■ STATED TASK:
Scan the following material for the string "thời" and copy each line in which it appears.

### DATA SUPPLIED ###

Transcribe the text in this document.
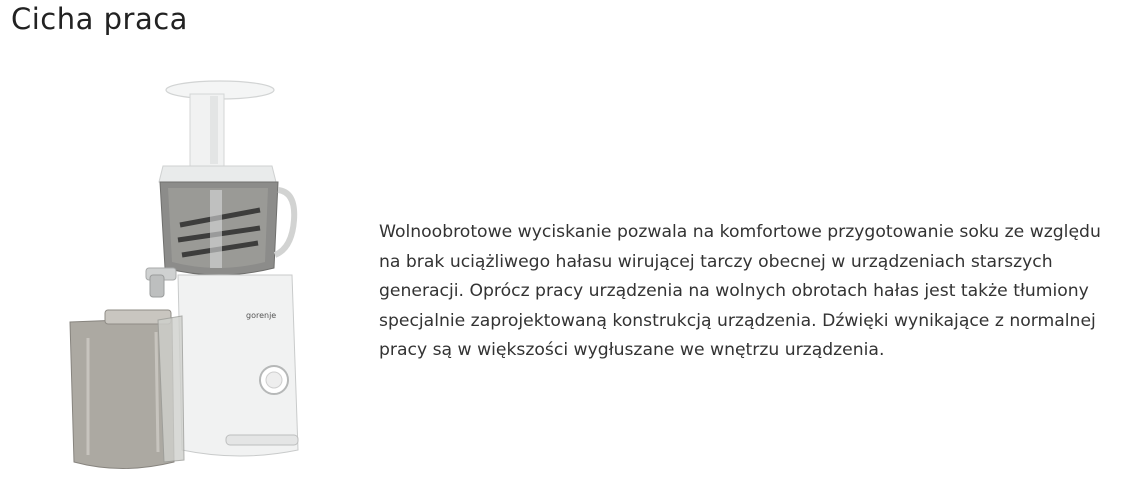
Cicha praca
gorenje

Wolnoobrotowe wyciskanie pozwala na komfortowe przygotowanie soku ze względu na brak uciążliwego hałasu wirującej tarczy obecnej w urządzeniach starszych generacji. Oprócz pracy urządzenia na wolnych obrotach hałas jest także tłumiony specjalnie zaprojektowaną konstrukcją urządzenia. Dźwięki wynikające z normalnej pracy są w większości wygłuszane we wnętrzu urządzenia.
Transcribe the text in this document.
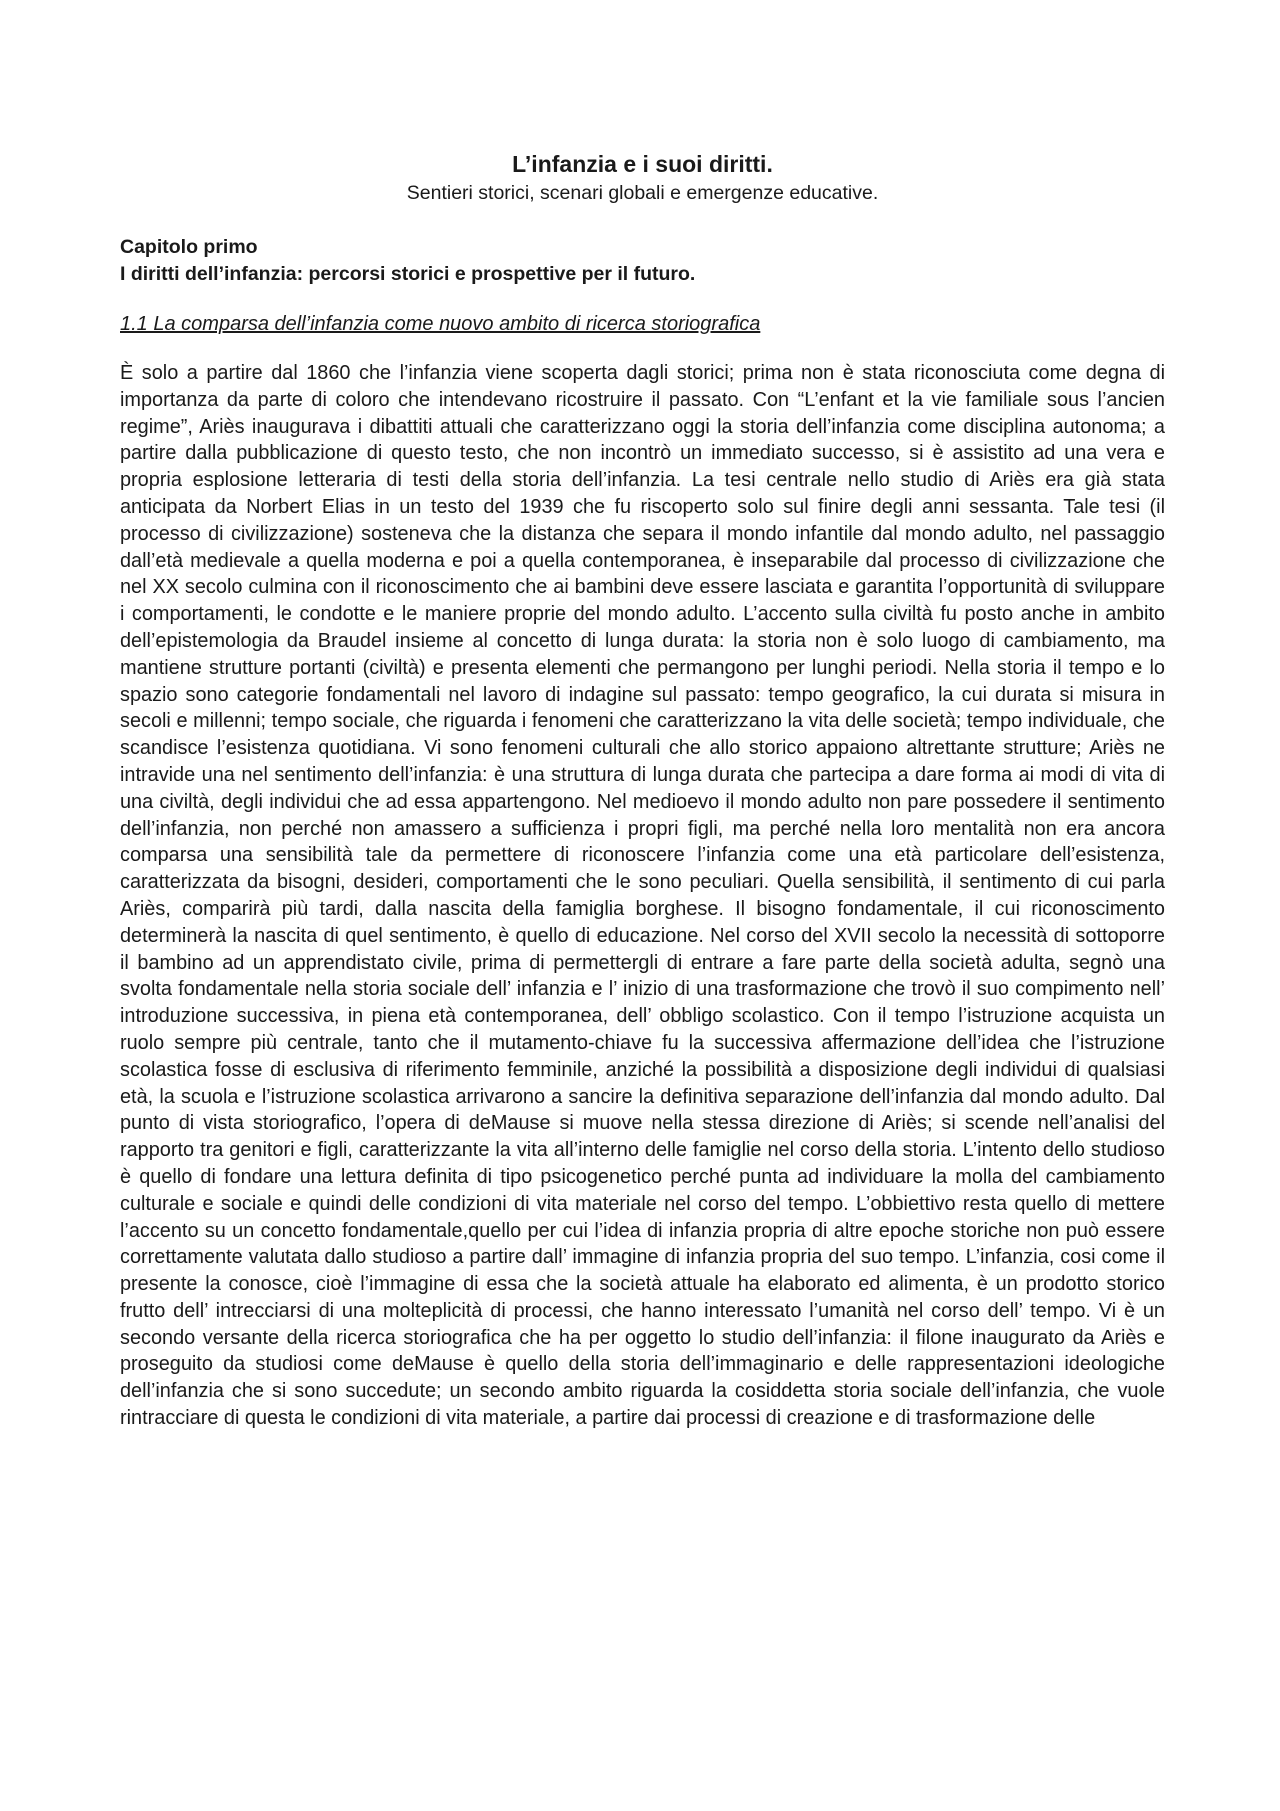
L’infanzia e i suoi diritti.
Sentieri storici, scenari globali e emergenze educative.
Capitolo primo
I diritti dell’infanzia: percorsi storici e prospettive per il futuro.
1.1 La comparsa dell’infanzia come nuovo ambito di ricerca storiografica

È solo a partire dal 1860 che l’infanzia viene scoperta dagli storici; prima non è stata riconosciuta come degna di importanza da parte di coloro che intendevano ricostruire il passato. Con “L’enfant et la vie familiale sous l’ancien regime”, Ariès inaugurava i dibattiti attuali che caratterizzano oggi la storia dell’infanzia come disciplina autonoma; a partire dalla pubblicazione di questo testo, che non incontrò un immediato successo, si è assistito ad una vera e propria esplosione letteraria di testi della storia dell’infanzia. La tesi centrale nello studio di Ariès era già stata anticipata da Norbert Elias in un testo del 1939 che fu riscoperto solo sul finire degli anni sessanta. Tale tesi (il processo di civilizzazione) sosteneva che la distanza che separa il mondo infantile dal mondo adulto, nel passaggio dall’età medievale a quella moderna e poi a quella contemporanea, è inseparabile dal processo di civilizzazione che nel XX secolo culmina con il riconoscimento che ai bambini deve essere lasciata e garantita l’opportunità di sviluppare i comportamenti, le condotte e le maniere proprie del mondo adulto. L’accento sulla civiltà fu posto anche in ambito dell’epistemologia da Braudel insieme al concetto di lunga durata: la storia non è solo luogo di cambiamento, ma mantiene strutture portanti (civiltà) e presenta elementi che permangono per lunghi periodi. Nella storia il tempo e lo spazio sono categorie fondamentali nel lavoro di indagine sul passato: tempo geografico, la cui durata si misura in secoli e millenni; tempo sociale, che riguarda i fenomeni che caratterizzano la vita delle società; tempo individuale, che scandisce l’esistenza quotidiana. Vi sono fenomeni culturali che allo storico appaiono altrettante strutture; Ariès ne intravide una nel sentimento dell’infanzia: è una struttura di lunga durata che partecipa a dare forma ai modi di vita di una civiltà, degli individui che ad essa appartengono. Nel medioevo il mondo adulto non pare possedere il sentimento dell’infanzia, non perché non amassero a sufficienza i propri figli, ma perché nella loro mentalità non era ancora comparsa una sensibilità tale da permettere di riconoscere l’infanzia come una età particolare dell’esistenza, caratterizzata da bisogni, desideri, comportamenti che le sono peculiari. Quella sensibilità, il sentimento di cui parla Ariès, comparirà più tardi, dalla nascita della famiglia borghese. Il bisogno fondamentale, il cui riconoscimento determinerà la nascita di quel sentimento, è quello di educazione. Nel corso del XVII secolo la necessità di sottoporre il bambino ad un apprendistato civile, prima di permettergli di entrare a fare parte della società adulta, segnò una svolta fondamentale nella storia sociale dell’ infanzia e l’ inizio di una trasformazione che trovò il suo compimento nell’ introduzione successiva, in piena età contemporanea, dell’ obbligo scolastico. Con il tempo l’istruzione acquista un ruolo sempre più centrale, tanto che il mutamento-chiave fu la successiva affermazione dell’idea che l’istruzione scolastica fosse di esclusiva di riferimento femminile, anziché la possibilità a disposizione degli individui di qualsiasi età, la scuola e l’istruzione scolastica arrivarono a sancire la definitiva separazione dell’infanzia dal mondo adulto. Dal punto di vista storiografico, l’opera di deMause si muove nella stessa direzione di Ariès; si scende nell’analisi del rapporto tra genitori e figli, caratterizzante la vita all’interno delle famiglie nel corso della storia. L’intento dello studioso è quello di fondare una lettura definita di tipo psicogenetico perché punta ad individuare la molla del cambiamento culturale e sociale e quindi delle condizioni di vita materiale nel corso del tempo. L’obbiettivo resta quello di mettere l’accento su un concetto fondamentale,quello per cui l’idea di infanzia propria di altre epoche storiche non può essere correttamente valutata dallo studioso a partire dall’ immagine di infanzia propria del suo tempo. L’infanzia, cosi come il presente la conosce, cioè l’immagine di essa che la società attuale ha elaborato ed alimenta, è un prodotto storico frutto dell’ intrecciarsi di una molteplicità di processi, che hanno interessato l’umanità nel corso dell’ tempo. Vi è un secondo versante della ricerca storiografica che ha per oggetto lo studio dell’infanzia: il filone inaugurato da Ariès e proseguito da studiosi come deMause è quello della storia dell’immaginario e delle rappresentazioni ideologiche dell’infanzia che si sono succedute; un secondo ambito riguarda la cosiddetta storia sociale dell’infanzia, che vuole rintracciare di questa le condizioni di vita materiale, a partire dai processi di creazione e di trasformazione delle
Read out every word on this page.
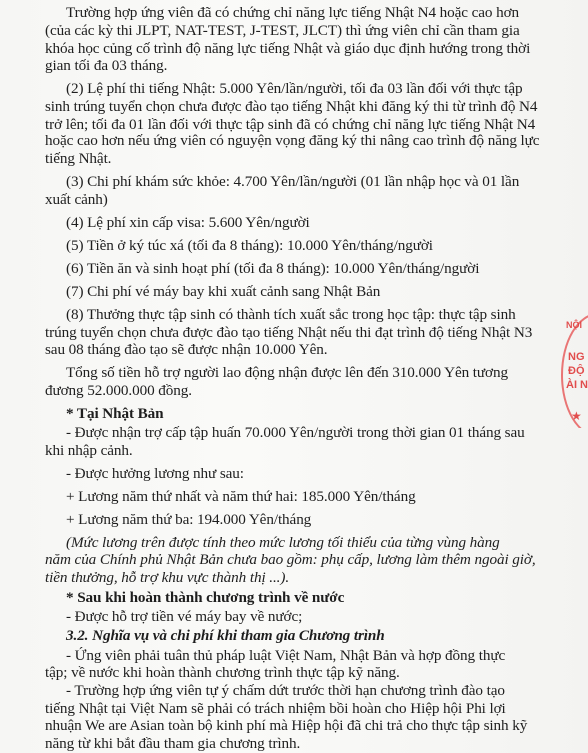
Trường hợp ứng viên đã có chứng chỉ năng lực tiếng Nhật N4 hoặc cao hơn
(của các kỳ thi JLPT, NAT-TEST, J-TEST, JLCT) thì ứng viên chỉ cần tham gia
khóa học củng cố trình độ năng lực tiếng Nhật và giáo dục định hướng trong thời
gian tối đa 03 tháng.
(2) Lệ phí thi tiếng Nhật: 5.000 Yên/lần/người, tối đa 03 lần đối với thực tập
sinh trúng tuyển chọn chưa được đào tạo tiếng Nhật khi đăng ký thi từ trình độ N4
trở lên; tối đa 01 lần đối với thực tập sinh đã có chứng chỉ năng lực tiếng Nhật N4
hoặc cao hơn nếu ứng viên có nguyện vọng đăng ký thi nâng cao trình độ năng lực
tiếng Nhật.
(3) Chi phí khám sức khỏe: 4.700 Yên/lần/người (01 lần nhập học và 01 lần
xuất cảnh)
(4) Lệ phí xin cấp visa: 5.600 Yên/người
(5) Tiền ở ký túc xá (tối đa 8 tháng): 10.000 Yên/tháng/người
(6) Tiền ăn và sinh hoạt phí (tối đa 8 tháng): 10.000 Yên/tháng/người
(7) Chi phí vé máy bay khi xuất cảnh sang Nhật Bản
(8) Thưởng thực tập sinh có thành tích xuất sắc trong học tập: thực tập sinh
trúng tuyển chọn chưa được đào tạo tiếng Nhật nếu thi đạt trình độ tiếng Nhật N3
sau 08 tháng đào tạo sẽ được nhận 10.000 Yên.
Tổng số tiền hỗ trợ người lao động nhận được lên đến 310.000 Yên tương
đương 52.000.000 đồng.
* Tại Nhật Bản
- Được nhận trợ cấp tập huấn 70.000 Yên/người trong thời gian 01 tháng sau
khi nhập cảnh.
- Được hưởng lương như sau:
+ Lương năm thứ nhất và năm thứ hai: 185.000 Yên/tháng
+ Lương năm thứ ba: 194.000 Yên/tháng
(Mức lương trên được tính theo mức lương tối thiểu của từng vùng hàng
năm của Chính phủ Nhật Bản chưa bao gồm: phụ cấp, lương làm thêm ngoài giờ,
tiền thưởng, hỗ trợ khu vực thành thị ...).
* Sau khi hoàn thành chương trình về nước
- Được hỗ trợ tiền vé máy bay về nước;
3.2. Nghĩa vụ và chi phí khi tham gia Chương trình
- Ứng viên phải tuân thủ pháp luật Việt Nam, Nhật Bản và hợp đồng thực
tập; về nước khi hoàn thành chương trình thực tập kỹ năng.
- Trường hợp ứng viên tự ý chấm dứt trước thời hạn chương trình đào tạo
tiếng Nhật tại Việt Nam sẽ phải có trách nhiệm bồi hoàn cho Hiệp hội Phi lợi
nhuận We are Asian toàn bộ kinh phí mà Hiệp hội đã chi trả cho thực tập sinh kỹ
năng từ khi bắt đầu tham gia chương trình.
NỘI
NG
ĐỘ
ÀI N
★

###

■ ANSWER TO THE EXERCISE:
khóa học củng cố trình độ năng lực tiếng Nhật và giáo dục định hướng trong thời
- Được nhận trợ cấp tập huấn 70.000 Yên/người trong thời gian 01 tháng sau
- Trường hợp ứng viên tự ý chấm dứt trước thời hạn chương trình đào tạo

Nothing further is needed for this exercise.